§ Raw data

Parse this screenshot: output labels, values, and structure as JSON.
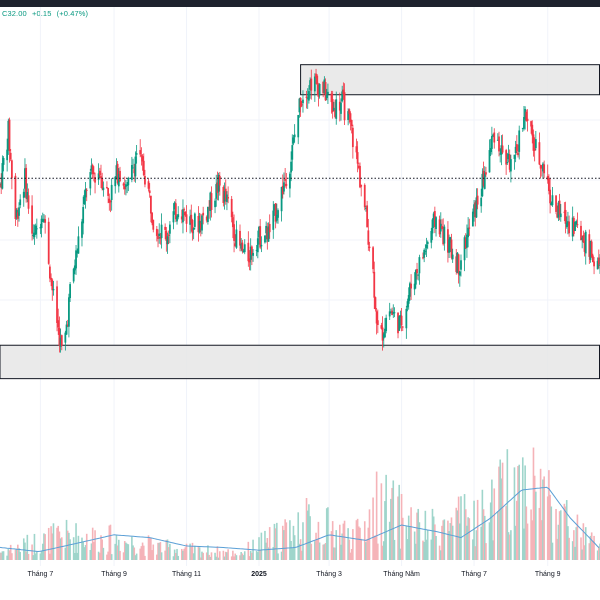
{
  "header": {
    "last_price": "C32.00",
    "change": "+0.15",
    "change_pct": "(+0.47%)"
  },
  "colors": {
    "up": "#089981",
    "down": "#f23645",
    "up_volume": "#9fd5cb",
    "down_volume": "#f5b3b8",
    "volume_ma": "#5a9fd6",
    "zone_fill": "#e6e6e6",
    "zone_stroke": "#131722",
    "grid": "#f0f3fa",
    "dotted_line": "#131722"
  },
  "chart_data": {
    "type": "candlestick",
    "x_ticks": [
      "Tháng 7",
      "Tháng 9",
      "Tháng 11",
      "2025",
      "Tháng 3",
      "Tháng Năm",
      "Tháng 7",
      "Tháng 9"
    ],
    "x_range": [
      "2024-05-28",
      "2025-10-15"
    ],
    "price_range": [
      0,
      100
    ],
    "volume_range": [
      0,
      100
    ],
    "annotations": {
      "resistance_zone": {
        "x_start": "2025-02-05",
        "x_end": "2025-10-15",
        "y_low": 89,
        "y_high": 98
      },
      "support_zone": {
        "x_start": "2024-05-28",
        "x_end": "2025-10-15",
        "y_low": 4,
        "y_high": 14
      },
      "horizontal_line": {
        "y": 64,
        "style": "dotted"
      }
    },
    "price_path": [
      [
        "2024-05-28",
        62
      ],
      [
        "2024-06-04",
        78
      ],
      [
        "2024-06-10",
        52
      ],
      [
        "2024-06-18",
        64
      ],
      [
        "2024-06-25",
        45
      ],
      [
        "2024-07-03",
        55
      ],
      [
        "2024-07-12",
        28
      ],
      [
        "2024-07-20",
        10
      ],
      [
        "2024-07-26",
        30
      ],
      [
        "2024-08-02",
        45
      ],
      [
        "2024-08-10",
        64
      ],
      [
        "2024-08-20",
        66
      ],
      [
        "2024-08-28",
        58
      ],
      [
        "2024-09-05",
        67
      ],
      [
        "2024-09-12",
        60
      ],
      [
        "2024-09-20",
        72
      ],
      [
        "2024-09-28",
        64
      ],
      [
        "2024-10-05",
        50
      ],
      [
        "2024-10-15",
        47
      ],
      [
        "2024-10-25",
        56
      ],
      [
        "2024-11-02",
        52
      ],
      [
        "2024-11-10",
        50
      ],
      [
        "2024-11-18",
        54
      ],
      [
        "2024-11-28",
        62
      ],
      [
        "2024-12-06",
        56
      ],
      [
        "2024-12-14",
        44
      ],
      [
        "2024-12-22",
        40
      ],
      [
        "2024-12-30",
        46
      ],
      [
        "2025-01-10",
        48
      ],
      [
        "2025-01-20",
        60
      ],
      [
        "2025-01-28",
        70
      ],
      [
        "2025-02-05",
        88
      ],
      [
        "2025-02-14",
        93
      ],
      [
        "2025-02-24",
        91
      ],
      [
        "2025-03-04",
        85
      ],
      [
        "2025-03-12",
        87
      ],
      [
        "2025-03-20",
        78
      ],
      [
        "2025-03-28",
        62
      ],
      [
        "2025-04-06",
        40
      ],
      [
        "2025-04-12",
        14
      ],
      [
        "2025-04-20",
        25
      ],
      [
        "2025-04-30",
        20
      ],
      [
        "2025-05-10",
        33
      ],
      [
        "2025-05-20",
        42
      ],
      [
        "2025-05-30",
        52
      ],
      [
        "2025-06-08",
        45
      ],
      [
        "2025-06-18",
        38
      ],
      [
        "2025-06-28",
        50
      ],
      [
        "2025-07-08",
        62
      ],
      [
        "2025-07-18",
        78
      ],
      [
        "2025-07-26",
        70
      ],
      [
        "2025-08-04",
        68
      ],
      [
        "2025-08-12",
        84
      ],
      [
        "2025-08-20",
        74
      ],
      [
        "2025-08-28",
        68
      ],
      [
        "2025-09-06",
        55
      ],
      [
        "2025-09-14",
        52
      ],
      [
        "2025-09-24",
        50
      ],
      [
        "2025-10-04",
        44
      ],
      [
        "2025-10-15",
        36
      ]
    ],
    "volume_ma_path": [
      [
        "2024-05-28",
        9
      ],
      [
        "2024-06-30",
        6
      ],
      [
        "2024-08-01",
        12
      ],
      [
        "2024-09-01",
        18
      ],
      [
        "2024-10-01",
        16
      ],
      [
        "2024-11-01",
        10
      ],
      [
        "2024-12-01",
        9
      ],
      [
        "2025-01-01",
        7
      ],
      [
        "2025-02-01",
        9
      ],
      [
        "2025-03-01",
        18
      ],
      [
        "2025-04-01",
        14
      ],
      [
        "2025-05-01",
        25
      ],
      [
        "2025-06-01",
        20
      ],
      [
        "2025-06-20",
        16
      ],
      [
        "2025-07-15",
        30
      ],
      [
        "2025-08-10",
        50
      ],
      [
        "2025-09-01",
        52
      ],
      [
        "2025-09-20",
        30
      ],
      [
        "2025-10-15",
        8
      ]
    ],
    "volume_peaks": [
      [
        "2024-05-28",
        10
      ],
      [
        "2024-07-20",
        30
      ],
      [
        "2024-09-01",
        25
      ],
      [
        "2024-10-15",
        15
      ],
      [
        "2024-12-15",
        8
      ],
      [
        "2025-02-10",
        45
      ],
      [
        "2025-03-25",
        30
      ],
      [
        "2025-04-12",
        70
      ],
      [
        "2025-05-20",
        35
      ],
      [
        "2025-07-10",
        55
      ],
      [
        "2025-08-08",
        100
      ],
      [
        "2025-08-28",
        85
      ],
      [
        "2025-09-20",
        40
      ],
      [
        "2025-10-15",
        15
      ]
    ]
  }
}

§ Exercise
Make a word-for-word copy of the entries, without any pictures.

§ Expected output
Parse this screenshot: output labels, values, and structure as JSON.
{
  "header": {
    "last_price": "C32.00",
    "change": "+0.15",
    "change_pct": "(+0.47%)"
  },
  "colors": {
    "up": "#089981",
    "down": "#f23645",
    "up_volume": "#9fd5cb",
    "down_volume": "#f5b3b8",
    "volume_ma": "#5a9fd6",
    "zone_fill": "#e6e6e6",
    "zone_stroke": "#131722",
    "grid": "#f0f3fa",
    "dotted_line": "#131722"
  },
  "chart_data": {
    "type": "candlestick",
    "x_ticks": [
      "Tháng 7",
      "Tháng 9",
      "Tháng 11",
      "2025",
      "Tháng 3",
      "Tháng Năm",
      "Tháng 7",
      "Tháng 9"
    ],
    "x_range": [
      "2024-05-28",
      "2025-10-15"
    ],
    "price_range": [
      0,
      100
    ],
    "volume_range": [
      0,
      100
    ],
    "annotations": {
      "resistance_zone": {
        "x_start": "2025-02-05",
        "x_end": "2025-10-15",
        "y_low": 89,
        "y_high": 98
      },
      "support_zone": {
        "x_start": "2024-05-28",
        "x_end": "2025-10-15",
        "y_low": 4,
        "y_high": 14
      },
      "horizontal_line": {
        "y": 64,
        "style": "dotted"
      }
    },
    "price_path": [
      [
        "2024-05-28",
        62
      ],
      [
        "2024-06-04",
        78
      ],
      [
        "2024-06-10",
        52
      ],
      [
        "2024-06-18",
        64
      ],
      [
        "2024-06-25",
        45
      ],
      [
        "2024-07-03",
        55
      ],
      [
        "2024-07-12",
        28
      ],
      [
        "2024-07-20",
        10
      ],
      [
        "2024-07-26",
        30
      ],
      [
        "2024-08-02",
        45
      ],
      [
        "2024-08-10",
        64
      ],
      [
        "2024-08-20",
        66
      ],
      [
        "2024-08-28",
        58
      ],
      [
        "2024-09-05",
        67
      ],
      [
        "2024-09-12",
        60
      ],
      [
        "2024-09-20",
        72
      ],
      [
        "2024-09-28",
        64
      ],
      [
        "2024-10-05",
        50
      ],
      [
        "2024-10-15",
        47
      ],
      [
        "2024-10-25",
        56
      ],
      [
        "2024-11-02",
        52
      ],
      [
        "2024-11-10",
        50
      ],
      [
        "2024-11-18",
        54
      ],
      [
        "2024-11-28",
        62
      ],
      [
        "2024-12-06",
        56
      ],
      [
        "2024-12-14",
        44
      ],
      [
        "2024-12-22",
        40
      ],
      [
        "2024-12-30",
        46
      ],
      [
        "2025-01-10",
        48
      ],
      [
        "2025-01-20",
        60
      ],
      [
        "2025-01-28",
        70
      ],
      [
        "2025-02-05",
        88
      ],
      [
        "2025-02-14",
        93
      ],
      [
        "2025-02-24",
        91
      ],
      [
        "2025-03-04",
        85
      ],
      [
        "2025-03-12",
        87
      ],
      [
        "2025-03-20",
        78
      ],
      [
        "2025-03-28",
        62
      ],
      [
        "2025-04-06",
        40
      ],
      [
        "2025-04-12",
        14
      ],
      [
        "2025-04-20",
        25
      ],
      [
        "2025-04-30",
        20
      ],
      [
        "2025-05-10",
        33
      ],
      [
        "2025-05-20",
        42
      ],
      [
        "2025-05-30",
        52
      ],
      [
        "2025-06-08",
        45
      ],
      [
        "2025-06-18",
        38
      ],
      [
        "2025-06-28",
        50
      ],
      [
        "2025-07-08",
        62
      ],
      [
        "2025-07-18",
        78
      ],
      [
        "2025-07-26",
        70
      ],
      [
        "2025-08-04",
        68
      ],
      [
        "2025-08-12",
        84
      ],
      [
        "2025-08-20",
        74
      ],
      [
        "2025-08-28",
        68
      ],
      [
        "2025-09-06",
        55
      ],
      [
        "2025-09-14",
        52
      ],
      [
        "2025-09-24",
        50
      ],
      [
        "2025-10-04",
        44
      ],
      [
        "2025-10-15",
        36
      ]
    ],
    "volume_ma_path": [
      [
        "2024-05-28",
        9
      ],
      [
        "2024-06-30",
        6
      ],
      [
        "2024-08-01",
        12
      ],
      [
        "2024-09-01",
        18
      ],
      [
        "2024-10-01",
        16
      ],
      [
        "2024-11-01",
        10
      ],
      [
        "2024-12-01",
        9
      ],
      [
        "2025-01-01",
        7
      ],
      [
        "2025-02-01",
        9
      ],
      [
        "2025-03-01",
        18
      ],
      [
        "2025-04-01",
        14
      ],
      [
        "2025-05-01",
        25
      ],
      [
        "2025-06-01",
        20
      ],
      [
        "2025-06-20",
        16
      ],
      [
        "2025-07-15",
        30
      ],
      [
        "2025-08-10",
        50
      ],
      [
        "2025-09-01",
        52
      ],
      [
        "2025-09-20",
        30
      ],
      [
        "2025-10-15",
        8
      ]
    ],
    "volume_peaks": [
      [
        "2024-05-28",
        10
      ],
      [
        "2024-07-20",
        30
      ],
      [
        "2024-09-01",
        25
      ],
      [
        "2024-10-15",
        15
      ],
      [
        "2024-12-15",
        8
      ],
      [
        "2025-02-10",
        45
      ],
      [
        "2025-03-25",
        30
      ],
      [
        "2025-04-12",
        70
      ],
      [
        "2025-05-20",
        35
      ],
      [
        "2025-07-10",
        55
      ],
      [
        "2025-08-08",
        100
      ],
      [
        "2025-08-28",
        85
      ],
      [
        "2025-09-20",
        40
      ],
      [
        "2025-10-15",
        15
      ]
    ]
  }
}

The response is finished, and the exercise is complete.